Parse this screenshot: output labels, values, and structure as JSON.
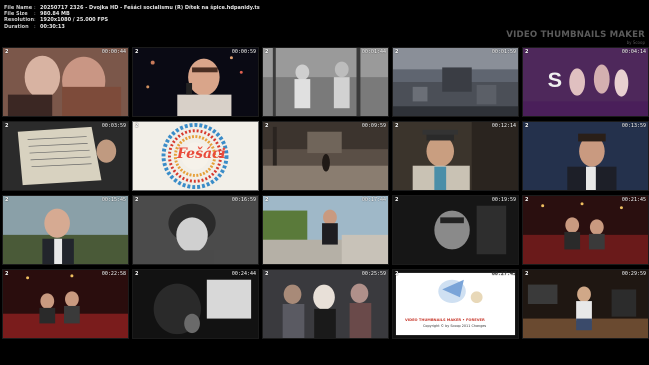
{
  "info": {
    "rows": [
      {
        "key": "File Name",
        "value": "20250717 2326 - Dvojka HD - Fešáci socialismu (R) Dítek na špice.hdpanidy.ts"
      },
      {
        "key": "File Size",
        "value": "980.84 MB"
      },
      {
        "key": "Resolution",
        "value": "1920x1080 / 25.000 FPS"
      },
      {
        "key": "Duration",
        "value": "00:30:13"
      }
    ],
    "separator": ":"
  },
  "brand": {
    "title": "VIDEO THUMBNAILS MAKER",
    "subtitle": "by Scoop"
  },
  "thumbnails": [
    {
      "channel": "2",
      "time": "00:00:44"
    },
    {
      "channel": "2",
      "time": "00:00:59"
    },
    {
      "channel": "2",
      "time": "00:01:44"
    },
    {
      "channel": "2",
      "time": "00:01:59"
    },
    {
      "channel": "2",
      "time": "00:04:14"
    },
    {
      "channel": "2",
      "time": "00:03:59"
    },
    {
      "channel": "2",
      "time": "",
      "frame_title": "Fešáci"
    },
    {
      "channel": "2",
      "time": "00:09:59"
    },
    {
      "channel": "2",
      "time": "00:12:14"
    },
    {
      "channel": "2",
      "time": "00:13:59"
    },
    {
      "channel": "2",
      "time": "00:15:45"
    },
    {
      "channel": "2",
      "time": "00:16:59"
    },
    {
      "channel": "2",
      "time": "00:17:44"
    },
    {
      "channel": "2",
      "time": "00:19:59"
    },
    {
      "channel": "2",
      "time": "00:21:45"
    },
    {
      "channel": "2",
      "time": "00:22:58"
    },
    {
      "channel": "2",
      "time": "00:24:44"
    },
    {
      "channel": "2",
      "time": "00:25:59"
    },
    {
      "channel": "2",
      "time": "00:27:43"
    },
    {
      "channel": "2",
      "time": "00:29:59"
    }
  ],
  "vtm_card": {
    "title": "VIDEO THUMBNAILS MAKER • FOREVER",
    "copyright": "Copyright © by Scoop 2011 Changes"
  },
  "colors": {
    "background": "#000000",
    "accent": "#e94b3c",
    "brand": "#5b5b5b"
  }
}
◇ ◇ ◇ ◇ ◇ ◇ ◇
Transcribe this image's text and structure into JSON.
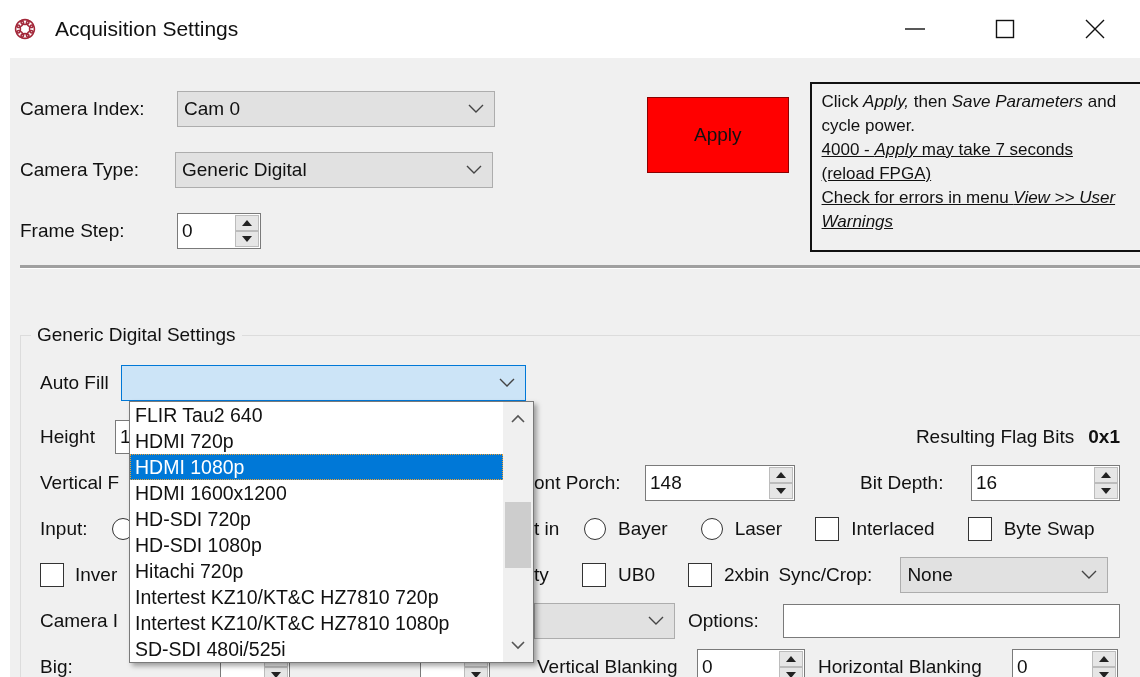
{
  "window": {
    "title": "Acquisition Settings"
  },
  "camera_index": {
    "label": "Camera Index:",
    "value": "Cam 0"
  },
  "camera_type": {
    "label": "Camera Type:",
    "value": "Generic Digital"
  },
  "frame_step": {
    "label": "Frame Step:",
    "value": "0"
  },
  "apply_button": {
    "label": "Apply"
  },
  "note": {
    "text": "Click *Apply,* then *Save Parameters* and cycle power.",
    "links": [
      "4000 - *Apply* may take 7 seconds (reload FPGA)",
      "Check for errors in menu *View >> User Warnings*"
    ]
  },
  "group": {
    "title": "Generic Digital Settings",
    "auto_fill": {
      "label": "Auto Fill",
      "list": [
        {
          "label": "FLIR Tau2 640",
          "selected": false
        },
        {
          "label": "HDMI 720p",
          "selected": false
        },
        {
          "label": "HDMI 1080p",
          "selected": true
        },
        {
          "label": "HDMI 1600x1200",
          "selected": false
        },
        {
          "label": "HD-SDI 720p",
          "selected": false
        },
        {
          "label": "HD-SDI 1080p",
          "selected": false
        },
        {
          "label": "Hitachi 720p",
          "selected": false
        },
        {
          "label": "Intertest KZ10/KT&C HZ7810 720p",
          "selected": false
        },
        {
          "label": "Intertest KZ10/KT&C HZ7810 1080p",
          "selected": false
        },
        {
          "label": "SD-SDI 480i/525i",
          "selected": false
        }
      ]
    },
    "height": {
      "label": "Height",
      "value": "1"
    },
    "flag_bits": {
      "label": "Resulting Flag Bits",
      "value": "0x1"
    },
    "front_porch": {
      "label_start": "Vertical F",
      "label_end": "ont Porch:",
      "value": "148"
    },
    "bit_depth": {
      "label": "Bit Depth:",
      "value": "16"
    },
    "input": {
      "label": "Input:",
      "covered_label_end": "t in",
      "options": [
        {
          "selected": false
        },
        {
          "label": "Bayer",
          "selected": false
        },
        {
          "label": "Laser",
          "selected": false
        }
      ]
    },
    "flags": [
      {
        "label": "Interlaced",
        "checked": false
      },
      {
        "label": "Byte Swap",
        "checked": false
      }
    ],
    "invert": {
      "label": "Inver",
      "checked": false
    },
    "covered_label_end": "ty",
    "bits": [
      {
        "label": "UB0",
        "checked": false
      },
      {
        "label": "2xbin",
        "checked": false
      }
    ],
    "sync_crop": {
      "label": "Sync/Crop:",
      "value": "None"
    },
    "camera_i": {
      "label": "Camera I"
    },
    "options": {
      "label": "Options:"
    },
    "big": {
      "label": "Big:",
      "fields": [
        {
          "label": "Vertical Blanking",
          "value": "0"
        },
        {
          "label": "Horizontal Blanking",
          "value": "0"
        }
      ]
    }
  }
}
◇ ◇ ◇ ◇ ◇ ◇ ◇
__Challenge__
Check each line of the data above for the string "VIDEO", then report how many lines have it, with no other words.

__Complete output__
2